## begin PROVIDED RECORDS

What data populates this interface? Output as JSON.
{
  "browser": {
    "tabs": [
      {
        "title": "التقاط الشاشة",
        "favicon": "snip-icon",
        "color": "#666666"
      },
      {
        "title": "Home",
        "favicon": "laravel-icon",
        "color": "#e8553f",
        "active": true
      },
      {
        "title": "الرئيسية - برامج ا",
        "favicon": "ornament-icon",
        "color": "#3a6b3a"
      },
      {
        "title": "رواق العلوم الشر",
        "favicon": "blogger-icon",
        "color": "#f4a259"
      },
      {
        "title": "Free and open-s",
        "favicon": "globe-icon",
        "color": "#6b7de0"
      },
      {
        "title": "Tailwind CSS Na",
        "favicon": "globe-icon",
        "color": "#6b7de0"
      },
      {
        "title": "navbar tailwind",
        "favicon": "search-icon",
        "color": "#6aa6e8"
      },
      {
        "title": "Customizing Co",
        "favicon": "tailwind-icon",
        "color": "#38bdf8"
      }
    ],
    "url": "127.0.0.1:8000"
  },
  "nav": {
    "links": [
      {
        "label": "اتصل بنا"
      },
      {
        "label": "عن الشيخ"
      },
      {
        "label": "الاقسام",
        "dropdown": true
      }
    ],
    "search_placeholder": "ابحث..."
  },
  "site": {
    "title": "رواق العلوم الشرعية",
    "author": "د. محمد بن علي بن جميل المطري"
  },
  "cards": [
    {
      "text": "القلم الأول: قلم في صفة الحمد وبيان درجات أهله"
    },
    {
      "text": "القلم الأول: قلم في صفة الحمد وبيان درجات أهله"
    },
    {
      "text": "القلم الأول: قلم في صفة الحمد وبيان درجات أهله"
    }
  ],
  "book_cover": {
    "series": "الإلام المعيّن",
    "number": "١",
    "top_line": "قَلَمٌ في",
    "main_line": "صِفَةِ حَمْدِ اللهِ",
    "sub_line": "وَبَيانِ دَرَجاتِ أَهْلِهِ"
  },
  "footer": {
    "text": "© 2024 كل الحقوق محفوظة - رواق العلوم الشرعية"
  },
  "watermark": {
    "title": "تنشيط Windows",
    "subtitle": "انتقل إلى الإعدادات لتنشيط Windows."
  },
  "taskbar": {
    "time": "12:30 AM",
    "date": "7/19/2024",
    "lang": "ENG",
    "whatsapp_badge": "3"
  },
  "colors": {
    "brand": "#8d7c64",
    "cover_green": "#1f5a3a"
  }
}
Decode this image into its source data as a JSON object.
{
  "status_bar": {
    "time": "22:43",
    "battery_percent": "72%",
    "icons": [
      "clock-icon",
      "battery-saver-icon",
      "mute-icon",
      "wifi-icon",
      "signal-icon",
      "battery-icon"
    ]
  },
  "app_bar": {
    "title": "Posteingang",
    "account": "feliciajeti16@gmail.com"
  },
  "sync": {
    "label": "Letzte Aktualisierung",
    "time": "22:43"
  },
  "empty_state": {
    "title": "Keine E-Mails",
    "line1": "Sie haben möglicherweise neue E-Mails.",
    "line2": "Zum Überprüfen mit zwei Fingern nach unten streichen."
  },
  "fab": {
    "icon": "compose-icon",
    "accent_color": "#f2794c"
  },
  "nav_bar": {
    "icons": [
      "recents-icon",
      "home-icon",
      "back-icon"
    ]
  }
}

## end PROVIDED RECORDS

WORK TO BE COMPLETED »
Return the lines above exactly, keeping every word.

RESPONSE »
What data populates this interface? Output as JSON.
{
  "browser": {
    "tabs": [
      {
        "title": "التقاط الشاشة",
        "favicon": "snip-icon",
        "color": "#666666"
      },
      {
        "title": "Home",
        "favicon": "laravel-icon",
        "color": "#e8553f",
        "active": true
      },
      {
        "title": "الرئيسية - برامج ا",
        "favicon": "ornament-icon",
        "color": "#3a6b3a"
      },
      {
        "title": "رواق العلوم الشر",
        "favicon": "blogger-icon",
        "color": "#f4a259"
      },
      {
        "title": "Free and open-s",
        "favicon": "globe-icon",
        "color": "#6b7de0"
      },
      {
        "title": "Tailwind CSS Na",
        "favicon": "globe-icon",
        "color": "#6b7de0"
      },
      {
        "title": "navbar tailwind",
        "favicon": "search-icon",
        "color": "#6aa6e8"
      },
      {
        "title": "Customizing Co",
        "favicon": "tailwind-icon",
        "color": "#38bdf8"
      }
    ],
    "url": "127.0.0.1:8000"
  },
  "nav": {
    "links": [
      {
        "label": "اتصل بنا"
      },
      {
        "label": "عن الشيخ"
      },
      {
        "label": "الاقسام",
        "dropdown": true
      }
    ],
    "search_placeholder": "ابحث..."
  },
  "site": {
    "title": "رواق العلوم الشرعية",
    "author": "د. محمد بن علي بن جميل المطري"
  },
  "cards": [
    {
      "text": "القلم الأول: قلم في صفة الحمد وبيان درجات أهله"
    },
    {
      "text": "القلم الأول: قلم في صفة الحمد وبيان درجات أهله"
    },
    {
      "text": "القلم الأول: قلم في صفة الحمد وبيان درجات أهله"
    }
  ],
  "book_cover": {
    "series": "الإلام المعيّن",
    "number": "١",
    "top_line": "قَلَمٌ في",
    "main_line": "صِفَةِ حَمْدِ اللهِ",
    "sub_line": "وَبَيانِ دَرَجاتِ أَهْلِهِ"
  },
  "footer": {
    "text": "© 2024 كل الحقوق محفوظة - رواق العلوم الشرعية"
  },
  "watermark": {
    "title": "تنشيط Windows",
    "subtitle": "انتقل إلى الإعدادات لتنشيط Windows."
  },
  "taskbar": {
    "time": "12:30 AM",
    "date": "7/19/2024",
    "lang": "ENG",
    "whatsapp_badge": "3"
  },
  "colors": {
    "brand": "#8d7c64",
    "cover_green": "#1f5a3a"
  }
}
Decode this image into its source data as a JSON object.
{
  "status_bar": {
    "time": "22:43",
    "battery_percent": "72%",
    "icons": [
      "clock-icon",
      "battery-saver-icon",
      "mute-icon",
      "wifi-icon",
      "signal-icon",
      "battery-icon"
    ]
  },
  "app_bar": {
    "title": "Posteingang",
    "account": "feliciajeti16@gmail.com"
  },
  "sync": {
    "label": "Letzte Aktualisierung",
    "time": "22:43"
  },
  "empty_state": {
    "title": "Keine E-Mails",
    "line1": "Sie haben möglicherweise neue E-Mails.",
    "line2": "Zum Überprüfen mit zwei Fingern nach unten streichen."
  },
  "fab": {
    "icon": "compose-icon",
    "accent_color": "#f2794c"
  },
  "nav_bar": {
    "icons": [
      "recents-icon",
      "home-icon",
      "back-icon"
    ]
  }
}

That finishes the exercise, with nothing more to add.